Extracted data entries:
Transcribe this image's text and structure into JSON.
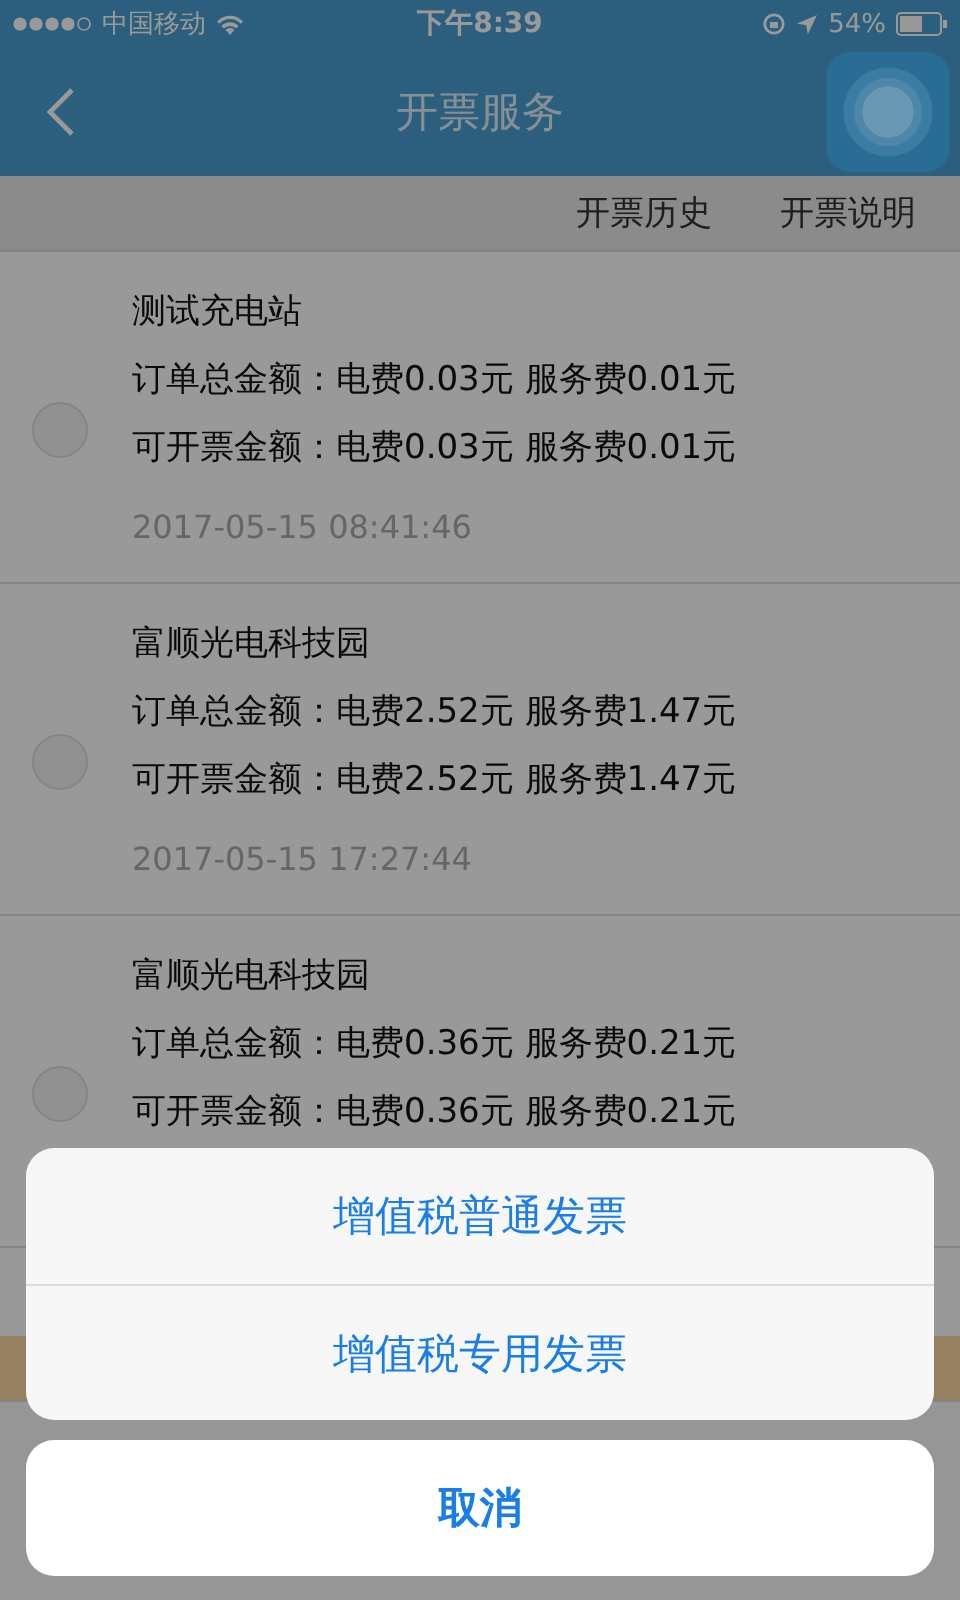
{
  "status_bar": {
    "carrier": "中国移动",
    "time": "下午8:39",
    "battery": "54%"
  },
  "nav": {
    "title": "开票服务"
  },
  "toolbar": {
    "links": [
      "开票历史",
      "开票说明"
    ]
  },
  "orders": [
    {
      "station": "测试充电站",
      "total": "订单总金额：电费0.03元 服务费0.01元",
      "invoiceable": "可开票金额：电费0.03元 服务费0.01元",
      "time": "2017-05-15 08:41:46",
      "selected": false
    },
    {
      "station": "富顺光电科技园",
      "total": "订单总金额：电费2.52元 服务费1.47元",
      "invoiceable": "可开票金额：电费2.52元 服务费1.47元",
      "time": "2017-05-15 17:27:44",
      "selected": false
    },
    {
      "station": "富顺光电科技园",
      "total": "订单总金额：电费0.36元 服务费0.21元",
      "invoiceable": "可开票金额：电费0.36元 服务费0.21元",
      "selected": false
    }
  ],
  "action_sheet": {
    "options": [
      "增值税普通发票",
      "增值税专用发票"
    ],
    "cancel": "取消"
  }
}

WHAT IS NEEDED
Output the records above exactly as they are, leaving out the pictures.

OUTPUT OF THE EXERCISE
Transcribe this image's text and structure into JSON.
{
  "status_bar": {
    "carrier": "中国移动",
    "time": "下午8:39",
    "battery": "54%"
  },
  "nav": {
    "title": "开票服务"
  },
  "toolbar": {
    "links": [
      "开票历史",
      "开票说明"
    ]
  },
  "orders": [
    {
      "station": "测试充电站",
      "total": "订单总金额：电费0.03元 服务费0.01元",
      "invoiceable": "可开票金额：电费0.03元 服务费0.01元",
      "time": "2017-05-15 08:41:46",
      "selected": false
    },
    {
      "station": "富顺光电科技园",
      "total": "订单总金额：电费2.52元 服务费1.47元",
      "invoiceable": "可开票金额：电费2.52元 服务费1.47元",
      "time": "2017-05-15 17:27:44",
      "selected": false
    },
    {
      "station": "富顺光电科技园",
      "total": "订单总金额：电费0.36元 服务费0.21元",
      "invoiceable": "可开票金额：电费0.36元 服务费0.21元",
      "selected": false
    }
  ],
  "action_sheet": {
    "options": [
      "增值税普通发票",
      "增值税专用发票"
    ],
    "cancel": "取消"
  }
}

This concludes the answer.